[start Data for this task]

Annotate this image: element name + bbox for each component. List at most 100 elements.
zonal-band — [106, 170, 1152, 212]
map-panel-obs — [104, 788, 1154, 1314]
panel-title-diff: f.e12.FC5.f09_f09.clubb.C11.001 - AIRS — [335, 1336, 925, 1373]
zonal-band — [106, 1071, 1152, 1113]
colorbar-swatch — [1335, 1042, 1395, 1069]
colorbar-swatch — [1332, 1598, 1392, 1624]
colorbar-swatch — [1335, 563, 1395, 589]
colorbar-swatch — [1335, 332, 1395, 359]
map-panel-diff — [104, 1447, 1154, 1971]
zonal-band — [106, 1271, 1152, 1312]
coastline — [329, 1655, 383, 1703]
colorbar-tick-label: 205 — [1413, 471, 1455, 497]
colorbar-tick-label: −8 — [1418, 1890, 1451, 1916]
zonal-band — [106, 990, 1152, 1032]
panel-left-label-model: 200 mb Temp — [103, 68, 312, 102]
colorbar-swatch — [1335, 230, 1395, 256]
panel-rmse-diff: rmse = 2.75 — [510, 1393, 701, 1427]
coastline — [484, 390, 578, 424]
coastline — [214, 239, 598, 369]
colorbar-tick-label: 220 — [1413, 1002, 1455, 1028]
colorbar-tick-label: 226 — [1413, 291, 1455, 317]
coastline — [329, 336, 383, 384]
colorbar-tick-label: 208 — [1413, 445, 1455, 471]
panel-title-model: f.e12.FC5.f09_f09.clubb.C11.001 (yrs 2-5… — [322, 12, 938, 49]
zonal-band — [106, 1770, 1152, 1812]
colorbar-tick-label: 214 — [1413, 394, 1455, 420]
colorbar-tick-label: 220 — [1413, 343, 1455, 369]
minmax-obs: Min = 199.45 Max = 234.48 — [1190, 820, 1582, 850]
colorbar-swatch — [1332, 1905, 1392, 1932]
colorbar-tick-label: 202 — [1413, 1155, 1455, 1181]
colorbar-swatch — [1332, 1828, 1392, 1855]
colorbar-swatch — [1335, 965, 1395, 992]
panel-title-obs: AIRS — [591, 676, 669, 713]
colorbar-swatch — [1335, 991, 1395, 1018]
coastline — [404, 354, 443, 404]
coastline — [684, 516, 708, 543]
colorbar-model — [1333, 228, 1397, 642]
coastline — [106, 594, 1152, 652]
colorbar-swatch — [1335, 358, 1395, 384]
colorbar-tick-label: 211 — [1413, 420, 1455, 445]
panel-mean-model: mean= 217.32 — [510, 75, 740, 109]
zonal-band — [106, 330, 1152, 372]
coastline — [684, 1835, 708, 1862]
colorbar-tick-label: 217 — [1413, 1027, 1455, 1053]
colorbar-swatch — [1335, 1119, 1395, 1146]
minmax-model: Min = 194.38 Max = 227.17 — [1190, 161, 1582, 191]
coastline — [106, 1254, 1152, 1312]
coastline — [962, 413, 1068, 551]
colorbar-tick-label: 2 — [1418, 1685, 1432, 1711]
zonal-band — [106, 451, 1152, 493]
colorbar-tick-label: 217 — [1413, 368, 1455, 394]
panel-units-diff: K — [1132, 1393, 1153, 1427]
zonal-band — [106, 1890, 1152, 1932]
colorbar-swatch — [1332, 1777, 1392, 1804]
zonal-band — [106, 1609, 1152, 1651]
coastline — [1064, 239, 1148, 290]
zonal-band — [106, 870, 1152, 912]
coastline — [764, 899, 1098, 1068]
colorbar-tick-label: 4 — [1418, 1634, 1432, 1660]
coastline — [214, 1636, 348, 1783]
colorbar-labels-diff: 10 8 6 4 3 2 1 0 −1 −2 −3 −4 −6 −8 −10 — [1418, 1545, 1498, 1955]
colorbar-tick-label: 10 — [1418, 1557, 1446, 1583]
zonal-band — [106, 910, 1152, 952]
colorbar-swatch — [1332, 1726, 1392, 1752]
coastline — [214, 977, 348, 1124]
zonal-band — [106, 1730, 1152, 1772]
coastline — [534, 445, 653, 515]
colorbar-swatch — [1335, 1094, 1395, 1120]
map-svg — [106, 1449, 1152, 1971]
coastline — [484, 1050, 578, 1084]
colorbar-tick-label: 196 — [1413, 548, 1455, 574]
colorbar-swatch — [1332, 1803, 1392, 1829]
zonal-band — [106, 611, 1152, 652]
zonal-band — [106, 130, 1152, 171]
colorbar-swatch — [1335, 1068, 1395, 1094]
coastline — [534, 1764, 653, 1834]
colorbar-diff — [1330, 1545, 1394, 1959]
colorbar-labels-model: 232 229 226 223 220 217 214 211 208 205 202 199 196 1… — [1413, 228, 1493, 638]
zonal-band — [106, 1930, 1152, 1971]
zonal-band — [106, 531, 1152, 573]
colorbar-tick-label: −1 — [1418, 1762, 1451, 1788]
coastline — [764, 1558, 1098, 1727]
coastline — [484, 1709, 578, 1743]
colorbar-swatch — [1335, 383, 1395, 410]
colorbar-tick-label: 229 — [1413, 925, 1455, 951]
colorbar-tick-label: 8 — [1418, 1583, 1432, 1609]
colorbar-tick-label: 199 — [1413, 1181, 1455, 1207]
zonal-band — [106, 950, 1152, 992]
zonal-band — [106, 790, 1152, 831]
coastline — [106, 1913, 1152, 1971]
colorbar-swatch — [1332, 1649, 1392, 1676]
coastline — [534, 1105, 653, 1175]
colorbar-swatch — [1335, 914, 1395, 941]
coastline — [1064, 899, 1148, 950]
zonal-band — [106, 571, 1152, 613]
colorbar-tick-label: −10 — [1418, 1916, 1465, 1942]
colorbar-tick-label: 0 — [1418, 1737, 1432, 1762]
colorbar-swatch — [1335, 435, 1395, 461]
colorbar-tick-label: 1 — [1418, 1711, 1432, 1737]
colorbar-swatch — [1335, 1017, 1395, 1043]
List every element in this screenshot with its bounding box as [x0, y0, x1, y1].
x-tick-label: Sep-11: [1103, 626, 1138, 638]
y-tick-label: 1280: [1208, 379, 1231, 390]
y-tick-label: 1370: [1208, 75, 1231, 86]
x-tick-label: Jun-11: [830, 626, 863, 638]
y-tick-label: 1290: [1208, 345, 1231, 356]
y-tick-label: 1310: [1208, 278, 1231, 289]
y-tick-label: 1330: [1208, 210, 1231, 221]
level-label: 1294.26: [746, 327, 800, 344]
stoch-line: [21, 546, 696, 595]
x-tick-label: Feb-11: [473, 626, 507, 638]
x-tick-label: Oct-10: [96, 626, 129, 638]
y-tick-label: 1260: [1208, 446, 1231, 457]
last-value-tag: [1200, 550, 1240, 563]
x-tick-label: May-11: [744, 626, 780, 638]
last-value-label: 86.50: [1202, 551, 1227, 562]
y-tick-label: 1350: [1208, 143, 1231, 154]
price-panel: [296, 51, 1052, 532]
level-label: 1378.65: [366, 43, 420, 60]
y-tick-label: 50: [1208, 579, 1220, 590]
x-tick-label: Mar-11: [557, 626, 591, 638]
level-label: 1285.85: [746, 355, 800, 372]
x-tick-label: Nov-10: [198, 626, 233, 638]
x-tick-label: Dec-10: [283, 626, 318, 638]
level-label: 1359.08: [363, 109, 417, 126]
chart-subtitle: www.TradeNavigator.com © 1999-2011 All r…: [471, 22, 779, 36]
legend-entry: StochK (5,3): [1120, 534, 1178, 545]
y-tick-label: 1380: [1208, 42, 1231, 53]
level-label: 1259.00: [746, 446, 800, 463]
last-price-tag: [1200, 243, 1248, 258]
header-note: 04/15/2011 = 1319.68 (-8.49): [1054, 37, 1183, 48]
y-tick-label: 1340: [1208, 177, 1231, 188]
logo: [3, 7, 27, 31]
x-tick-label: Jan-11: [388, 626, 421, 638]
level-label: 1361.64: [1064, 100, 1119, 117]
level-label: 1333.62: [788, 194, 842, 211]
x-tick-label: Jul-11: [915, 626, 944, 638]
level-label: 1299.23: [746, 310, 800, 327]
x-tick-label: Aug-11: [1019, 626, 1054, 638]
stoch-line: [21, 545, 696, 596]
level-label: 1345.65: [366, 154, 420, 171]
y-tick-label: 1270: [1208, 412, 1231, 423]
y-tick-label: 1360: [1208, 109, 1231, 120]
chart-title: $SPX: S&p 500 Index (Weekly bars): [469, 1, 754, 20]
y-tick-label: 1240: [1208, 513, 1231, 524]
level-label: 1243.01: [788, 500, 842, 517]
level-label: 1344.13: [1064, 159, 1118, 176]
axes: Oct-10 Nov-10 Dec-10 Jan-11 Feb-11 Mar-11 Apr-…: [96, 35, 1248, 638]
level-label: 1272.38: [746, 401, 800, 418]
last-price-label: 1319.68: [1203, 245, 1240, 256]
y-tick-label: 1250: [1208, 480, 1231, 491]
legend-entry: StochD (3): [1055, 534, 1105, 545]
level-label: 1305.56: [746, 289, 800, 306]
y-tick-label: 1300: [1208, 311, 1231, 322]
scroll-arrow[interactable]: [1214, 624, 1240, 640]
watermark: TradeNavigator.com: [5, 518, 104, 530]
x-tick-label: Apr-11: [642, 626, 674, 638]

[end Data for this task]

Retype the records above exactly, from their first line through the line containing "panel-rmse-diff: rmse = 2.75", with both ends included.

_Solution for this task_
Annotate this image: element name + bbox for each component. List at most 100 elements.
zonal-band — [106, 170, 1152, 212]
map-panel-obs — [104, 788, 1154, 1314]
panel-title-diff: f.e12.FC5.f09_f09.clubb.C11.001 - AIRS — [335, 1336, 925, 1373]
zonal-band — [106, 1071, 1152, 1113]
colorbar-swatch — [1335, 1042, 1395, 1069]
colorbar-swatch — [1332, 1598, 1392, 1624]
colorbar-swatch — [1335, 563, 1395, 589]
colorbar-swatch — [1335, 332, 1395, 359]
map-panel-diff — [104, 1447, 1154, 1971]
zonal-band — [106, 1271, 1152, 1312]
coastline — [329, 1655, 383, 1703]
colorbar-tick-label: 205 — [1413, 471, 1455, 497]
colorbar-tick-label: −8 — [1418, 1890, 1451, 1916]
zonal-band — [106, 990, 1152, 1032]
panel-left-label-model: 200 mb Temp — [103, 68, 312, 102]
colorbar-swatch — [1335, 230, 1395, 256]
panel-rmse-diff: rmse = 2.75 — [510, 1393, 701, 1427]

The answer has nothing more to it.